(begin)

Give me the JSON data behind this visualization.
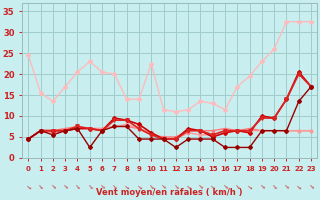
{
  "bg_color": "#c8eef0",
  "grid_color": "#a0cccc",
  "xlabel": "Vent moyen/en rafales ( km/h )",
  "xlim": [
    -0.5,
    23.5
  ],
  "ylim": [
    0,
    37
  ],
  "yticks": [
    0,
    5,
    10,
    15,
    20,
    25,
    30,
    35
  ],
  "xticks": [
    0,
    1,
    2,
    3,
    4,
    5,
    6,
    7,
    8,
    9,
    10,
    11,
    12,
    13,
    14,
    15,
    16,
    17,
    18,
    19,
    20,
    21,
    22,
    23
  ],
  "series": [
    {
      "y": [
        24.5,
        15.5,
        13.5,
        17,
        20.5,
        23,
        20.5,
        20,
        14,
        14,
        22.5,
        11.5,
        11,
        11.5,
        13.5,
        13,
        11.5,
        17,
        19.5,
        23,
        26,
        32.5,
        32.5,
        32.5
      ],
      "color": "#ffbbbb",
      "lw": 1.0,
      "marker": "D",
      "ms": 2.0,
      "zorder": 2
    },
    {
      "y": [
        4.5,
        6.5,
        6.5,
        6.5,
        7.0,
        7.0,
        6.5,
        9.5,
        9.0,
        8.0,
        6.0,
        4.5,
        4.5,
        7.0,
        6.5,
        5.0,
        6.0,
        6.5,
        6.0,
        10.0,
        9.5,
        14.0,
        20.5,
        17.0
      ],
      "color": "#cc0000",
      "lw": 1.2,
      "marker": "D",
      "ms": 2.0,
      "zorder": 4
    },
    {
      "y": [
        4.5,
        6.5,
        6.5,
        7.0,
        7.5,
        7.0,
        7.0,
        7.5,
        7.5,
        7.0,
        5.5,
        5.0,
        5.0,
        6.5,
        6.5,
        6.5,
        7.0,
        6.5,
        7.0,
        6.5,
        6.5,
        6.5,
        6.5,
        6.5
      ],
      "color": "#ff7777",
      "lw": 1.0,
      "marker": "s",
      "ms": 2.0,
      "zorder": 3
    },
    {
      "y": [
        4.5,
        6.5,
        6.0,
        6.5,
        7.0,
        7.0,
        7.0,
        7.5,
        8.0,
        7.0,
        6.0,
        4.5,
        4.5,
        6.0,
        5.5,
        5.5,
        6.5,
        6.5,
        6.5,
        6.5,
        6.5,
        6.5,
        6.5,
        6.5
      ],
      "color": "#ff9999",
      "lw": 1.0,
      "marker": "s",
      "ms": 2.0,
      "zorder": 3
    },
    {
      "y": [
        4.5,
        6.5,
        6.5,
        6.5,
        7.5,
        7.0,
        6.5,
        9.0,
        9.0,
        7.0,
        5.5,
        4.5,
        4.5,
        6.5,
        6.5,
        5.5,
        6.5,
        6.5,
        6.5,
        9.5,
        9.5,
        14.0,
        20.0,
        17.0
      ],
      "color": "#dd2222",
      "lw": 1.2,
      "marker": "v",
      "ms": 2.5,
      "zorder": 4
    },
    {
      "y": [
        4.5,
        6.5,
        5.5,
        6.5,
        7.0,
        2.5,
        6.5,
        7.5,
        7.5,
        4.5,
        4.5,
        4.5,
        2.5,
        4.5,
        4.5,
        4.5,
        2.5,
        2.5,
        2.5,
        6.5,
        6.5,
        6.5,
        13.5,
        17.0
      ],
      "color": "#990000",
      "lw": 1.0,
      "marker": "D",
      "ms": 2.0,
      "zorder": 4
    }
  ],
  "tick_color": "#cc2222",
  "label_color": "#cc2222",
  "tick_fontsize": 5,
  "xlabel_fontsize": 6,
  "ytick_fontsize": 6,
  "arrow_color": "#cc4444",
  "arrow_fontsize": 4.5,
  "arrow_rotations": [
    -40,
    -50,
    -45,
    -45,
    -50,
    -50,
    -45,
    -50,
    -40,
    -40,
    -50,
    -45,
    -50,
    -40,
    -45,
    -40,
    -45,
    -50,
    -40,
    -45,
    -50,
    -45,
    -40,
    -45
  ]
}
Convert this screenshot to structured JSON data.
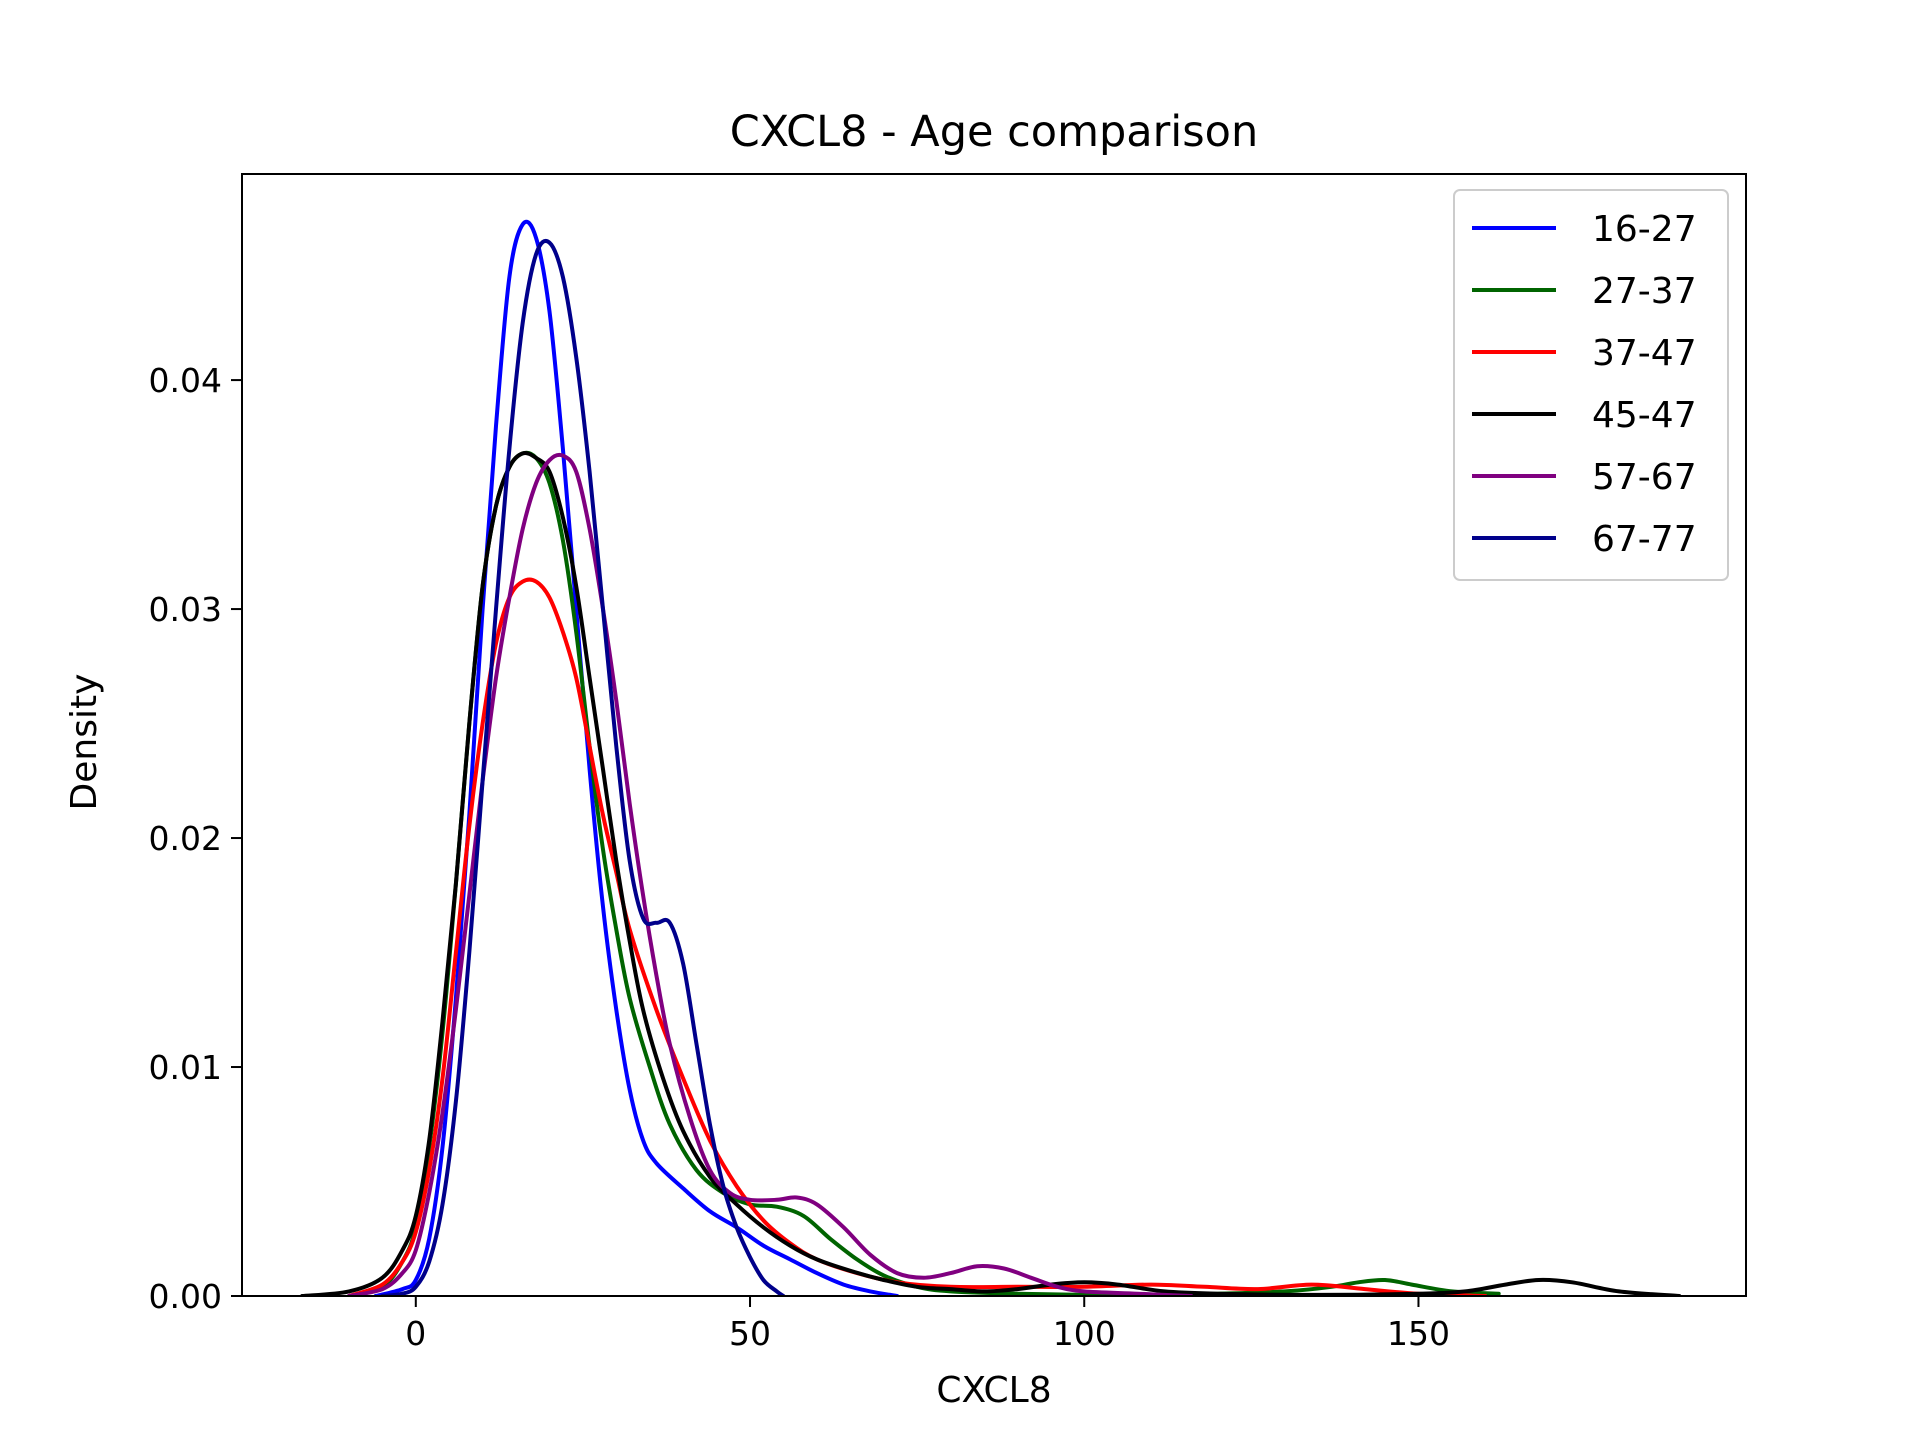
{
  "chart_data": {
    "type": "line",
    "title": "CXCL8 - Age comparison",
    "xlabel": "CXCL8",
    "ylabel": "Density",
    "xlim": [
      -26,
      199
    ],
    "ylim": [
      0,
      0.049
    ],
    "xticks": [
      0,
      50,
      100,
      150
    ],
    "xtick_labels": [
      "0",
      "50",
      "100",
      "150"
    ],
    "yticks": [
      0,
      0.01,
      0.02,
      0.03,
      0.04
    ],
    "ytick_labels": [
      "0.00",
      "0.01",
      "0.02",
      "0.03",
      "0.04"
    ],
    "grid": false,
    "legend_position": "top-right",
    "series": [
      {
        "name": "16-27",
        "color": "#0000ff",
        "points": [
          [
            -6,
            0
          ],
          [
            -2,
            0.0003
          ],
          [
            0,
            0.0007
          ],
          [
            2,
            0.0025
          ],
          [
            4,
            0.0065
          ],
          [
            6,
            0.013
          ],
          [
            8,
            0.021
          ],
          [
            10,
            0.03
          ],
          [
            12,
            0.038
          ],
          [
            14,
            0.0445
          ],
          [
            16,
            0.0468
          ],
          [
            18,
            0.0462
          ],
          [
            20,
            0.043
          ],
          [
            22,
            0.037
          ],
          [
            24,
            0.03
          ],
          [
            26,
            0.023
          ],
          [
            28,
            0.017
          ],
          [
            30,
            0.0125
          ],
          [
            32,
            0.009
          ],
          [
            34,
            0.0068
          ],
          [
            36,
            0.0058
          ],
          [
            40,
            0.0047
          ],
          [
            44,
            0.0037
          ],
          [
            48,
            0.003
          ],
          [
            52,
            0.0022
          ],
          [
            56,
            0.0016
          ],
          [
            60,
            0.001
          ],
          [
            64,
            0.0005
          ],
          [
            68,
            0.0002
          ],
          [
            72,
            0
          ]
        ]
      },
      {
        "name": "27-37",
        "color": "#006400",
        "points": [
          [
            -10,
            0
          ],
          [
            -5,
            0.0004
          ],
          [
            -2,
            0.0015
          ],
          [
            0,
            0.003
          ],
          [
            2,
            0.0065
          ],
          [
            4,
            0.0115
          ],
          [
            6,
            0.018
          ],
          [
            8,
            0.025
          ],
          [
            10,
            0.031
          ],
          [
            12,
            0.0345
          ],
          [
            14,
            0.0362
          ],
          [
            16,
            0.0368
          ],
          [
            18,
            0.0366
          ],
          [
            20,
            0.0355
          ],
          [
            22,
            0.033
          ],
          [
            24,
            0.029
          ],
          [
            26,
            0.024
          ],
          [
            28,
            0.0195
          ],
          [
            30,
            0.016
          ],
          [
            32,
            0.013
          ],
          [
            35,
            0.01
          ],
          [
            38,
            0.0075
          ],
          [
            42,
            0.0055
          ],
          [
            46,
            0.0045
          ],
          [
            50,
            0.004
          ],
          [
            54,
            0.0039
          ],
          [
            58,
            0.0035
          ],
          [
            62,
            0.0025
          ],
          [
            66,
            0.0016
          ],
          [
            70,
            0.0009
          ],
          [
            75,
            0.0004
          ],
          [
            80,
            0.0002
          ],
          [
            90,
            0.0001
          ],
          [
            100,
            5e-05
          ],
          [
            110,
            5e-05
          ],
          [
            120,
            0.0001
          ],
          [
            130,
            0.0002
          ],
          [
            137,
            0.0004
          ],
          [
            141,
            0.0006
          ],
          [
            145,
            0.0007
          ],
          [
            149,
            0.0005
          ],
          [
            155,
            0.0002
          ],
          [
            162,
            0.0001
          ]
        ]
      },
      {
        "name": "37-47",
        "color": "#ff0000",
        "points": [
          [
            -10,
            0
          ],
          [
            -5,
            0.0005
          ],
          [
            -2,
            0.0015
          ],
          [
            0,
            0.0028
          ],
          [
            2,
            0.0055
          ],
          [
            4,
            0.0095
          ],
          [
            6,
            0.015
          ],
          [
            8,
            0.0205
          ],
          [
            10,
            0.025
          ],
          [
            12,
            0.0285
          ],
          [
            14,
            0.0305
          ],
          [
            16,
            0.0312
          ],
          [
            18,
            0.0312
          ],
          [
            20,
            0.0305
          ],
          [
            22,
            0.029
          ],
          [
            24,
            0.027
          ],
          [
            26,
            0.024
          ],
          [
            28,
            0.021
          ],
          [
            30,
            0.0185
          ],
          [
            32,
            0.016
          ],
          [
            36,
            0.0125
          ],
          [
            40,
            0.0095
          ],
          [
            44,
            0.0068
          ],
          [
            48,
            0.0048
          ],
          [
            52,
            0.0033
          ],
          [
            56,
            0.0023
          ],
          [
            60,
            0.0016
          ],
          [
            66,
            0.001
          ],
          [
            72,
            0.0006
          ],
          [
            80,
            0.0004
          ],
          [
            90,
            0.0004
          ],
          [
            100,
            0.0004
          ],
          [
            110,
            0.0005
          ],
          [
            118,
            0.0004
          ],
          [
            126,
            0.0003
          ],
          [
            134,
            0.0005
          ],
          [
            142,
            0.0003
          ],
          [
            150,
            0.0001
          ],
          [
            160,
            0
          ]
        ]
      },
      {
        "name": "45-47",
        "color": "#000000",
        "points": [
          [
            -17,
            0
          ],
          [
            -10,
            0.0002
          ],
          [
            -5,
            0.0008
          ],
          [
            -2,
            0.002
          ],
          [
            0,
            0.0035
          ],
          [
            2,
            0.0068
          ],
          [
            4,
            0.012
          ],
          [
            6,
            0.018
          ],
          [
            8,
            0.025
          ],
          [
            10,
            0.031
          ],
          [
            12,
            0.0345
          ],
          [
            14,
            0.0362
          ],
          [
            16,
            0.0368
          ],
          [
            18,
            0.0366
          ],
          [
            20,
            0.036
          ],
          [
            22,
            0.034
          ],
          [
            24,
            0.031
          ],
          [
            26,
            0.027
          ],
          [
            28,
            0.023
          ],
          [
            30,
            0.019
          ],
          [
            32,
            0.0155
          ],
          [
            34,
            0.0125
          ],
          [
            37,
            0.0095
          ],
          [
            40,
            0.0072
          ],
          [
            44,
            0.0052
          ],
          [
            48,
            0.004
          ],
          [
            52,
            0.003
          ],
          [
            56,
            0.0022
          ],
          [
            60,
            0.0016
          ],
          [
            65,
            0.0011
          ],
          [
            70,
            0.0007
          ],
          [
            75,
            0.0004
          ],
          [
            80,
            0.0003
          ],
          [
            85,
            0.0002
          ],
          [
            90,
            0.0003
          ],
          [
            95,
            0.0005
          ],
          [
            100,
            0.0006
          ],
          [
            105,
            0.0005
          ],
          [
            112,
            0.0002
          ],
          [
            120,
            0.0001
          ],
          [
            135,
            5e-05
          ],
          [
            150,
            0.0001
          ],
          [
            157,
            0.0002
          ],
          [
            163,
            0.0005
          ],
          [
            168,
            0.0007
          ],
          [
            173,
            0.0006
          ],
          [
            180,
            0.0002
          ],
          [
            189,
            0
          ]
        ]
      },
      {
        "name": "57-67",
        "color": "#800080",
        "points": [
          [
            -10,
            0
          ],
          [
            -5,
            0.0003
          ],
          [
            -2,
            0.001
          ],
          [
            0,
            0.002
          ],
          [
            2,
            0.0045
          ],
          [
            4,
            0.008
          ],
          [
            6,
            0.0125
          ],
          [
            8,
            0.0175
          ],
          [
            10,
            0.0225
          ],
          [
            12,
            0.027
          ],
          [
            14,
            0.0305
          ],
          [
            16,
            0.0335
          ],
          [
            18,
            0.0355
          ],
          [
            20,
            0.0365
          ],
          [
            22,
            0.0367
          ],
          [
            24,
            0.036
          ],
          [
            26,
            0.0335
          ],
          [
            28,
            0.03
          ],
          [
            30,
            0.026
          ],
          [
            32,
            0.0215
          ],
          [
            34,
            0.0175
          ],
          [
            36,
            0.014
          ],
          [
            38,
            0.011
          ],
          [
            41,
            0.0078
          ],
          [
            44,
            0.0055
          ],
          [
            47,
            0.0045
          ],
          [
            50,
            0.0042
          ],
          [
            54,
            0.0042
          ],
          [
            57,
            0.0043
          ],
          [
            60,
            0.004
          ],
          [
            64,
            0.003
          ],
          [
            68,
            0.0018
          ],
          [
            72,
            0.001
          ],
          [
            76,
            0.0008
          ],
          [
            80,
            0.001
          ],
          [
            84,
            0.0013
          ],
          [
            88,
            0.0012
          ],
          [
            92,
            0.0008
          ],
          [
            96,
            0.0004
          ],
          [
            100,
            0.0002
          ],
          [
            108,
            0.0001
          ],
          [
            116,
            0
          ]
        ]
      },
      {
        "name": "67-77",
        "color": "#00008b",
        "points": [
          [
            -5,
            0
          ],
          [
            -2,
            0.0001
          ],
          [
            0,
            0.0004
          ],
          [
            2,
            0.0015
          ],
          [
            4,
            0.004
          ],
          [
            6,
            0.0085
          ],
          [
            8,
            0.015
          ],
          [
            10,
            0.0225
          ],
          [
            12,
            0.03
          ],
          [
            14,
            0.037
          ],
          [
            16,
            0.0425
          ],
          [
            18,
            0.0455
          ],
          [
            20,
            0.046
          ],
          [
            22,
            0.0445
          ],
          [
            24,
            0.041
          ],
          [
            26,
            0.036
          ],
          [
            28,
            0.03
          ],
          [
            30,
            0.024
          ],
          [
            32,
            0.019
          ],
          [
            34,
            0.0165
          ],
          [
            36,
            0.0163
          ],
          [
            38,
            0.0163
          ],
          [
            40,
            0.0145
          ],
          [
            42,
            0.011
          ],
          [
            44,
            0.0075
          ],
          [
            46,
            0.0048
          ],
          [
            48,
            0.003
          ],
          [
            50,
            0.0017
          ],
          [
            52,
            0.0007
          ],
          [
            54,
            0.0002
          ],
          [
            55,
            0
          ]
        ]
      }
    ]
  }
}
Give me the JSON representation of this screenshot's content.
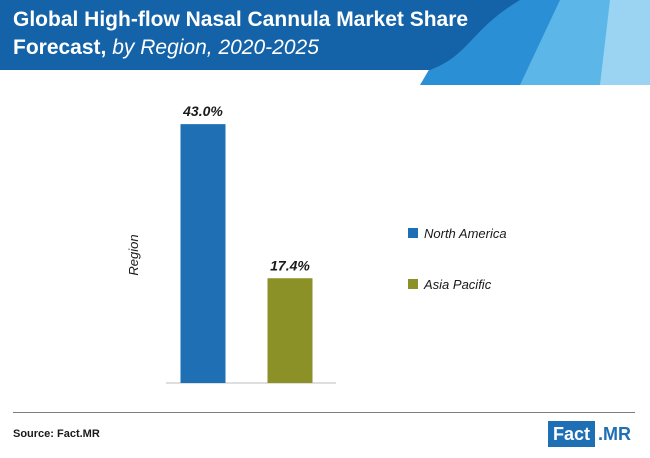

(end)

| TASK TO COMPLETE |
Lines that hold the word "JSON" are the ones to return, every one of them.

| COMPLETE RESPONSE |
Give me the JSON data behind this visualization.
Convert this screenshot to structured JSON data.
Give me the JSON representation of this screenshot's content.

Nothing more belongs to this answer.